-- begin Data provided --
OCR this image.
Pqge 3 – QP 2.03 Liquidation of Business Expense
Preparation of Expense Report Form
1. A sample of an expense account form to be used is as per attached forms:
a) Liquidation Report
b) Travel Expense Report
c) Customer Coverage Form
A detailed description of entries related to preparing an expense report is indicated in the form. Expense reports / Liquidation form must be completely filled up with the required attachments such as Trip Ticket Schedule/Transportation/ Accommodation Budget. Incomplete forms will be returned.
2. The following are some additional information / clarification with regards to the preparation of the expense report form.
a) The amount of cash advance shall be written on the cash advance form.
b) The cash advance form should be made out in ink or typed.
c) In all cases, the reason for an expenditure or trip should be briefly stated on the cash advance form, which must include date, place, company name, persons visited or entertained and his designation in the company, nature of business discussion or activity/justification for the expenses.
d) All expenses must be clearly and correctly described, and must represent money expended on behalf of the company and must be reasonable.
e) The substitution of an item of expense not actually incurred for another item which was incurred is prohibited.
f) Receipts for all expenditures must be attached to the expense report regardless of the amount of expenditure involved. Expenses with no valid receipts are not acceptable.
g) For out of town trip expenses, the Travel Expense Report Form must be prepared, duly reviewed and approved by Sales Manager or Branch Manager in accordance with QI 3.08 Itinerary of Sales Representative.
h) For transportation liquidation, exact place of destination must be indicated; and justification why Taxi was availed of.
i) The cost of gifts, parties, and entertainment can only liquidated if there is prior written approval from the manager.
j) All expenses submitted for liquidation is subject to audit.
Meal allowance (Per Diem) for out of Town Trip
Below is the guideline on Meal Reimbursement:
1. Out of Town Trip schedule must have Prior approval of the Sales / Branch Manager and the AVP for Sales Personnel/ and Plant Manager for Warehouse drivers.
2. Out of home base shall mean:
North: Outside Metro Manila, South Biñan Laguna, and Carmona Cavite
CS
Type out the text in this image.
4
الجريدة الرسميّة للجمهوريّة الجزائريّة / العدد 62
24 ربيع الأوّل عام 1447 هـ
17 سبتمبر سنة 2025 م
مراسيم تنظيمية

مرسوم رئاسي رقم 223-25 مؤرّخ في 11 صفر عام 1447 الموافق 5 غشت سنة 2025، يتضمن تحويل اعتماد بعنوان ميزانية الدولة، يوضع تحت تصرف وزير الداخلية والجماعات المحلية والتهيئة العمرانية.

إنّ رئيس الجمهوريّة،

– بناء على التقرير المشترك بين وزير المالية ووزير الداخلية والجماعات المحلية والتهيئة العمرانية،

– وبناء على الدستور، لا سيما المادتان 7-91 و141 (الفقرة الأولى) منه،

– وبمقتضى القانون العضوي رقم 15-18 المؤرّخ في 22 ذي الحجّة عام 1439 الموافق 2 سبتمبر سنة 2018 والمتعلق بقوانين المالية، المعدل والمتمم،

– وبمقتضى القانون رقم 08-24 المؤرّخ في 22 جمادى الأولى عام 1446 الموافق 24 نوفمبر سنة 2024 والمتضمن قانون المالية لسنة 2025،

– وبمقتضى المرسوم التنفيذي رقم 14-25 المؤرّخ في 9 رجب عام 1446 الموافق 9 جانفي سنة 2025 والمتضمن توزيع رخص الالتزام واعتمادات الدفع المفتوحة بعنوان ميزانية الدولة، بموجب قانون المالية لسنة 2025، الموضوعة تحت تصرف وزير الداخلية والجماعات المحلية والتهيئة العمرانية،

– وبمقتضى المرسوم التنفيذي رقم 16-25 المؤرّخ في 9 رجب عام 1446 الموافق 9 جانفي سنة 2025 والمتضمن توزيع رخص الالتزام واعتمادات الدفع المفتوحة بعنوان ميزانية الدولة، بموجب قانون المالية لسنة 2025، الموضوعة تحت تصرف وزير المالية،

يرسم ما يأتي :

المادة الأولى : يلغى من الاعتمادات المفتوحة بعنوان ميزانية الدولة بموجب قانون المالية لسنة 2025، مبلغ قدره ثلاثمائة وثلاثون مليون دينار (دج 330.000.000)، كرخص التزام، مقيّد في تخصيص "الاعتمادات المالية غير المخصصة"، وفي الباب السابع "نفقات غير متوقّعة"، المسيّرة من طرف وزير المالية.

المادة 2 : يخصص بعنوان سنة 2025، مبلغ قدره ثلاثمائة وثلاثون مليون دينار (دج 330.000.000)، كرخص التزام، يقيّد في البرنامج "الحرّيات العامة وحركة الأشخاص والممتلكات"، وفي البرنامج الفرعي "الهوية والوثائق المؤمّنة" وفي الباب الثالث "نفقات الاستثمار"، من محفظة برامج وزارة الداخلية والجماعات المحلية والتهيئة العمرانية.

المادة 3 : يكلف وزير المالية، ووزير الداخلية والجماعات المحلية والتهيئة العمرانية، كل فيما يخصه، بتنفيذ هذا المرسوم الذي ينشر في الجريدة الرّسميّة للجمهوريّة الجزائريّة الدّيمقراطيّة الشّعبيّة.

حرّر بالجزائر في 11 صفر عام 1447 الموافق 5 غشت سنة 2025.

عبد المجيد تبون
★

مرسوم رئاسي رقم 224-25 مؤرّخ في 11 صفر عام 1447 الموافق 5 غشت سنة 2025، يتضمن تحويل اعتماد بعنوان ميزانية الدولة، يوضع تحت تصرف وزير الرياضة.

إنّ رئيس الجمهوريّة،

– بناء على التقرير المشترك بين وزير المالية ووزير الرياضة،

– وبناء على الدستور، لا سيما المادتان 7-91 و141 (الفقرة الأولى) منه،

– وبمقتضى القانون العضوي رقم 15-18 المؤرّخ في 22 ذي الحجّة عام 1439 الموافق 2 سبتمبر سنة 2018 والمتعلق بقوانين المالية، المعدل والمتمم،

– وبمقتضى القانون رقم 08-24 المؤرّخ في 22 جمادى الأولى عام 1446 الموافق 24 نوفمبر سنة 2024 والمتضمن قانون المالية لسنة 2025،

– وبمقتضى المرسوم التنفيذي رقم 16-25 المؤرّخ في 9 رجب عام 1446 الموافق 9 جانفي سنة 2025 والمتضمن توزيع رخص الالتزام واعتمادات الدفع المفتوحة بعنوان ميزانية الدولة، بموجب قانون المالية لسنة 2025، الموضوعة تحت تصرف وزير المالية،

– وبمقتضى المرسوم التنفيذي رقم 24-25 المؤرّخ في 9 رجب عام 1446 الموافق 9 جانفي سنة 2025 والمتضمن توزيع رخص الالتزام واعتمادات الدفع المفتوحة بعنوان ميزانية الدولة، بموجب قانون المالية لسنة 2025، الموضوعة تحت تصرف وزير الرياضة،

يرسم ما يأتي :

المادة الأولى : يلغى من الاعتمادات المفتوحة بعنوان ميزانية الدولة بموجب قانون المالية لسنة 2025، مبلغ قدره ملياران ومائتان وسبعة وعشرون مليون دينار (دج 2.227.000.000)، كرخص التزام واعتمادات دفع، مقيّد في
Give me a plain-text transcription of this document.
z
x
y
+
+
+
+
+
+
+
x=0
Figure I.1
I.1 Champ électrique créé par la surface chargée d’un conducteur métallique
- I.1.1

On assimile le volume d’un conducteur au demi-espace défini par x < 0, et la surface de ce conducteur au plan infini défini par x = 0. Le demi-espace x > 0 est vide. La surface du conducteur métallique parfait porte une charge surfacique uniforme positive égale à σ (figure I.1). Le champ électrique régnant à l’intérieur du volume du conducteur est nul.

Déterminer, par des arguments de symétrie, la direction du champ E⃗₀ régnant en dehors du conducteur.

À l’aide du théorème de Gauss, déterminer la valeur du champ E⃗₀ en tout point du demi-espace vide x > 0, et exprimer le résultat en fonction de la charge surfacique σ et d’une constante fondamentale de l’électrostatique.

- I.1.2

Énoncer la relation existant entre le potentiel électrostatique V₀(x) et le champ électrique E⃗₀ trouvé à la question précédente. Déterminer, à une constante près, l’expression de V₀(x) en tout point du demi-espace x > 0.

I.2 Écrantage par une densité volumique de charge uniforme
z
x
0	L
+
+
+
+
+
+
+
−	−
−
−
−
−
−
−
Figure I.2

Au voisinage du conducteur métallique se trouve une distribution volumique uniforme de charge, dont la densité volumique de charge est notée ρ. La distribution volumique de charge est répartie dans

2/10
-- end Data provided --
Only a number is needed: how many lines of the material above contain "cash"?

3